Stored data →
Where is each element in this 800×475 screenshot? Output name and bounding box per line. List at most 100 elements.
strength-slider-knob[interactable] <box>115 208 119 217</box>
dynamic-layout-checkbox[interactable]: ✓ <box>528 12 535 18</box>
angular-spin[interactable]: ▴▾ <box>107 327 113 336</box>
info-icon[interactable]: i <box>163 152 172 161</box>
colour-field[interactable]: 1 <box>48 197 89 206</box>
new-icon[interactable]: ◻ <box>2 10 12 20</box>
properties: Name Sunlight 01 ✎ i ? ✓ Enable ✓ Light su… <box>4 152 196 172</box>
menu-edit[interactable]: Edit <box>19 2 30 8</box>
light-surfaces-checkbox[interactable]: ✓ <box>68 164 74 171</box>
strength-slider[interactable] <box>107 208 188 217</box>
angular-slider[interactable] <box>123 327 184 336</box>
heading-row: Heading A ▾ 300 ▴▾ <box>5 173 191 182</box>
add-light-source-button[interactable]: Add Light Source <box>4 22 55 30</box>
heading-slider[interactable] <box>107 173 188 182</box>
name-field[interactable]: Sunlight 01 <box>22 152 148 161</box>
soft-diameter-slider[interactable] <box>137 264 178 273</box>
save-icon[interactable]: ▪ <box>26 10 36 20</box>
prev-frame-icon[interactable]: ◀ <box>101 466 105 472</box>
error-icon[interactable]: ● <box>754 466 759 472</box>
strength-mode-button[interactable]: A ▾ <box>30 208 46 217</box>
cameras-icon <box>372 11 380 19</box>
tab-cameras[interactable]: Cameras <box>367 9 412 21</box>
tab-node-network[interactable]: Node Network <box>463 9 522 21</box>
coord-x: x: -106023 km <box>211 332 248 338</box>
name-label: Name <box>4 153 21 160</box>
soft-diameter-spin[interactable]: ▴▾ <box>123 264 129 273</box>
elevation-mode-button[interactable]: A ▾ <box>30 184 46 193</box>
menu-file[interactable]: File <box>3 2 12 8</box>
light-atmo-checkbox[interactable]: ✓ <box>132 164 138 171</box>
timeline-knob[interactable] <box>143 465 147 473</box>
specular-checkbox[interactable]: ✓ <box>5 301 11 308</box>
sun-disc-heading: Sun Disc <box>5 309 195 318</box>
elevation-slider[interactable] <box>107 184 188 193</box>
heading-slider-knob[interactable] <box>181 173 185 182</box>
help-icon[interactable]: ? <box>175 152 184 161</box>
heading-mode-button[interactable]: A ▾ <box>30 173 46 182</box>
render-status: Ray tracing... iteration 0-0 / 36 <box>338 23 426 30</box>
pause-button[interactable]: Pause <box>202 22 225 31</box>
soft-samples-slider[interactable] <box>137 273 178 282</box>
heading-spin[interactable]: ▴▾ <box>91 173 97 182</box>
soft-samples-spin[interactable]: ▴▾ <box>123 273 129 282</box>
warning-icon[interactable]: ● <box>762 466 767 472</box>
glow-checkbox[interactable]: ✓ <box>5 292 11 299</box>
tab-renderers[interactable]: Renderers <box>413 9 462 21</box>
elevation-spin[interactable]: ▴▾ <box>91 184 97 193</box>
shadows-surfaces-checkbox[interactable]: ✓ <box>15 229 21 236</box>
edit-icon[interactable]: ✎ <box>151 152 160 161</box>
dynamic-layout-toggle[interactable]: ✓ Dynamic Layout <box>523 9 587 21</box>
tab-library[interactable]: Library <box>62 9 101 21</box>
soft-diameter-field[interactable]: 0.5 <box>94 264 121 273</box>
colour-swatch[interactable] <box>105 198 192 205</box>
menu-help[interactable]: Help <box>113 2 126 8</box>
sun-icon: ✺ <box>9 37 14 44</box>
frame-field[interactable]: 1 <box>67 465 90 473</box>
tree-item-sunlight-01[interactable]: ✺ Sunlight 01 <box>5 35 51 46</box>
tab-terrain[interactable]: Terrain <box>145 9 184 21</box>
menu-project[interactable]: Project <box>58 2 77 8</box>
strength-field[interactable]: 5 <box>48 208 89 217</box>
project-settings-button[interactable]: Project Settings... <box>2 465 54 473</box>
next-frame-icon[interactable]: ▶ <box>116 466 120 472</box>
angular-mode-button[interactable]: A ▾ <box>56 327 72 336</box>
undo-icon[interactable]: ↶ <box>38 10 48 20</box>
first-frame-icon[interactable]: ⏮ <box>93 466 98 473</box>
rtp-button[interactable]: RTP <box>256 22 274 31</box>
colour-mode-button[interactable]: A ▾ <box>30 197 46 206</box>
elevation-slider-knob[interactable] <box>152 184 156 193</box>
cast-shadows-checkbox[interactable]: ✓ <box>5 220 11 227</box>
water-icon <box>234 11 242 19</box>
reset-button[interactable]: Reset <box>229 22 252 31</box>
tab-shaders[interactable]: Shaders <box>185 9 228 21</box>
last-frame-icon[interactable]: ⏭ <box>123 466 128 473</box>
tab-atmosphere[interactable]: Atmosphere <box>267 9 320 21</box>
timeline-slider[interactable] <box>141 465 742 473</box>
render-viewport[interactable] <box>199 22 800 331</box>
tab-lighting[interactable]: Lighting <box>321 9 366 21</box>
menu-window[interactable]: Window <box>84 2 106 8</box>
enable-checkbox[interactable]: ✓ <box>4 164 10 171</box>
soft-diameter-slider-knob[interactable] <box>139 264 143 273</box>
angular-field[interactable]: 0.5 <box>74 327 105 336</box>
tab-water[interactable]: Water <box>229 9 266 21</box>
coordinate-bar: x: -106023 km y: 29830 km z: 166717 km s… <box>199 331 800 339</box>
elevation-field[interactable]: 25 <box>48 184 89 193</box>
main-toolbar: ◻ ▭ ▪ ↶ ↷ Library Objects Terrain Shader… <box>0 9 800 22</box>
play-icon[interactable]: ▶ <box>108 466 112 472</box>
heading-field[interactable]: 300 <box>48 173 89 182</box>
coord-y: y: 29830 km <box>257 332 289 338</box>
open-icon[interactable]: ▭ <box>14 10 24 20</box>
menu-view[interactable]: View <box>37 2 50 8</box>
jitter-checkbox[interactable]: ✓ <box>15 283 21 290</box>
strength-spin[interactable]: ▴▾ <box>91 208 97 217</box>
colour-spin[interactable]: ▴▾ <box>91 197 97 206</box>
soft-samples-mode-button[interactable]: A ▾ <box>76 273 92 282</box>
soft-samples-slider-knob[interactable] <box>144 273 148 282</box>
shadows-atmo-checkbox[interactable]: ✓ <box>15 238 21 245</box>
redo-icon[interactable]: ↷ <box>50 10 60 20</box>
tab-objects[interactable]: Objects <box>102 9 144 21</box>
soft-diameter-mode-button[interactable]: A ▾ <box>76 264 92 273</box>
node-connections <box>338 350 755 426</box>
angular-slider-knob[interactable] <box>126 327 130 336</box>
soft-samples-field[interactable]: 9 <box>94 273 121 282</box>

What you should do →
Render every line of the listing above as a numbered list, omitting any blank lines.

Solution for this exercise →
1. Where is each element in this 800×475 screenshot? Output name and bounding box per line. List at most 100 elements.
2. strength-slider-knob[interactable] <box>115 208 119 217</box>
3. dynamic-layout-checkbox[interactable]: ✓ <box>528 12 535 18</box>
4. angular-spin[interactable]: ▴▾ <box>107 327 113 336</box>
5. info-icon[interactable]: i <box>163 152 172 161</box>
6. colour-field[interactable]: 1 <box>48 197 89 206</box>
7. new-icon[interactable]: ◻ <box>2 10 12 20</box>
8. properties: Name Sunlight 01 ✎ i ? ✓ Enable ✓ Light su… <box>4 152 196 172</box>
9. menu-edit[interactable]: Edit <box>19 2 30 8</box>
10. light-surfaces-checkbox[interactable]: ✓ <box>68 164 74 171</box>
11. strength-slider[interactable] <box>107 208 188 217</box>
12. angular-slider[interactable] <box>123 327 184 336</box>
13. heading-row: Heading A ▾ 300 ▴▾ <box>5 173 191 182</box>
14. add-light-source-button[interactable]: Add Light Source <box>4 22 55 30</box>
15. heading-slider[interactable] <box>107 173 188 182</box>
16. name-field[interactable]: Sunlight 01 <box>22 152 148 161</box>
17. soft-diameter-slider[interactable] <box>137 264 178 273</box>
18. save-icon[interactable]: ▪ <box>26 10 36 20</box>
19. prev-frame-icon[interactable]: ◀ <box>101 466 105 472</box>
20. error-icon[interactable]: ● <box>754 466 759 472</box>
21. strength-mode-button[interactable]: A ▾ <box>30 208 46 217</box>
22. cameras-icon <box>372 11 380 19</box>
23. tab-cameras[interactable]: Cameras <box>367 9 412 21</box>
24. tab-node-network[interactable]: Node Network <box>463 9 522 21</box>
25. coord-x: x: -106023 km <box>211 332 248 338</box>
26. name-label: Name <box>4 153 21 160</box>
27. soft-diameter-spin[interactable]: ▴▾ <box>123 264 129 273</box>
28. elevation-mode-button[interactable]: A ▾ <box>30 184 46 193</box>
29. menu-file[interactable]: File <box>3 2 12 8</box>
30. light-atmo-checkbox[interactable]: ✓ <box>132 164 138 171</box>
31. timeline-knob[interactable] <box>143 465 147 473</box>
32. specular-checkbox[interactable]: ✓ <box>5 301 11 308</box>
33. sun-disc-heading: Sun Disc <box>5 309 195 318</box>
34. elevation-slider[interactable] <box>107 184 188 193</box>
35. heading-slider-knob[interactable] <box>181 173 185 182</box>
36. help-icon[interactable]: ? <box>175 152 184 161</box>
37. heading-mode-button[interactable]: A ▾ <box>30 173 46 182</box>
38. render-status: Ray tracing... iteration 0-0 / 36 <box>338 23 426 30</box>
39. pause-button[interactable]: Pause <box>202 22 225 31</box>
40. soft-samples-slider[interactable] <box>137 273 178 282</box>
41. heading-spin[interactable]: ▴▾ <box>91 173 97 182</box>
42. soft-samples-spin[interactable]: ▴▾ <box>123 273 129 282</box>
43. warning-icon[interactable]: ● <box>762 466 767 472</box>
44. glow-checkbox[interactable]: ✓ <box>5 292 11 299</box>
45. tab-renderers[interactable]: Renderers <box>413 9 462 21</box>
46. elevation-spin[interactable]: ▴▾ <box>91 184 97 193</box>
47. shadows-surfaces-checkbox[interactable]: ✓ <box>15 229 21 236</box>
48. edit-icon[interactable]: ✎ <box>151 152 160 161</box>
49. dynamic-layout-toggle[interactable]: ✓ Dynamic Layout <box>523 9 587 21</box>
50. tab-library[interactable]: Library <box>62 9 101 21</box>
51. soft-diameter-field[interactable]: 0.5 <box>94 264 121 273</box>
52. colour-swatch[interactable] <box>105 198 192 205</box>
53. menu-help[interactable]: Help <box>113 2 126 8</box>
54. sun-icon: ✺ <box>9 37 14 44</box>
55. frame-field[interactable]: 1 <box>67 465 90 473</box>
56. tree-item-sunlight-01[interactable]: ✺ Sunlight 01 <box>5 35 51 46</box>
57. tab-terrain[interactable]: Terrain <box>145 9 184 21</box>
58. menu-project[interactable]: Project <box>58 2 77 8</box>
59. strength-field[interactable]: 5 <box>48 208 89 217</box>
60. project-settings-button[interactable]: Project Settings... <box>2 465 54 473</box>
61. next-frame-icon[interactable]: ▶ <box>116 466 120 472</box>
62. angular-mode-button[interactable]: A ▾ <box>56 327 72 336</box>
63. undo-icon[interactable]: ↶ <box>38 10 48 20</box>
64. first-frame-icon[interactable]: ⏮ <box>93 466 98 473</box>
65. rtp-button[interactable]: RTP <box>256 22 274 31</box>
66. colour-mode-button[interactable]: A ▾ <box>30 197 46 206</box>
67. elevation-slider-knob[interactable] <box>152 184 156 193</box>
68. cast-shadows-checkbox[interactable]: ✓ <box>5 220 11 227</box>
69. water-icon <box>234 11 242 19</box>
70. reset-button[interactable]: Reset <box>229 22 252 31</box>
71. tab-shaders[interactable]: Shaders <box>185 9 228 21</box>
72. last-frame-icon[interactable]: ⏭ <box>123 466 128 473</box>
73. tab-atmosphere[interactable]: Atmosphere <box>267 9 320 21</box>
74. timeline-slider[interactable] <box>141 465 742 473</box>
75. render-viewport[interactable] <box>199 22 800 331</box>
76. tab-lighting[interactable]: Lighting <box>321 9 366 21</box>
77. menu-window[interactable]: Window <box>84 2 106 8</box>
78. enable-checkbox[interactable]: ✓ <box>4 164 10 171</box>
79. soft-diameter-slider-knob[interactable] <box>139 264 143 273</box>
80. angular-field[interactable]: 0.5 <box>74 327 105 336</box>
81. tab-water[interactable]: Water <box>229 9 266 21</box>
82. coordinate-bar: x: -106023 km y: 29830 km z: 166717 km s… <box>199 331 800 339</box>
83. elevation-field[interactable]: 25 <box>48 184 89 193</box>
84. main-toolbar: ◻ ▭ ▪ ↶ ↷ Library Objects Terrain Shader… <box>0 9 800 22</box>
85. play-icon[interactable]: ▶ <box>108 466 112 472</box>
86. heading-field[interactable]: 300 <box>48 173 89 182</box>
87. coord-y: y: 29830 km <box>257 332 289 338</box>
88. open-icon[interactable]: ▭ <box>14 10 24 20</box>
89. menu-view[interactable]: View <box>37 2 50 8</box>
90. jitter-checkbox[interactable]: ✓ <box>15 283 21 290</box>
91. strength-spin[interactable]: ▴▾ <box>91 208 97 217</box>
92. colour-spin[interactable]: ▴▾ <box>91 197 97 206</box>
93. soft-samples-mode-button[interactable]: A ▾ <box>76 273 92 282</box>
94. soft-samples-slider-knob[interactable] <box>144 273 148 282</box>
95. shadows-atmo-checkbox[interactable]: ✓ <box>15 238 21 245</box>
96. redo-icon[interactable]: ↷ <box>50 10 60 20</box>
97. tab-objects[interactable]: Objects <box>102 9 144 21</box>
98. soft-diameter-mode-button[interactable]: A ▾ <box>76 264 92 273</box>
99. node-connections <box>338 350 755 426</box>
100. angular-slider-knob[interactable] <box>126 327 130 336</box>
101. soft-samples-field[interactable]: 9 <box>94 273 121 282</box>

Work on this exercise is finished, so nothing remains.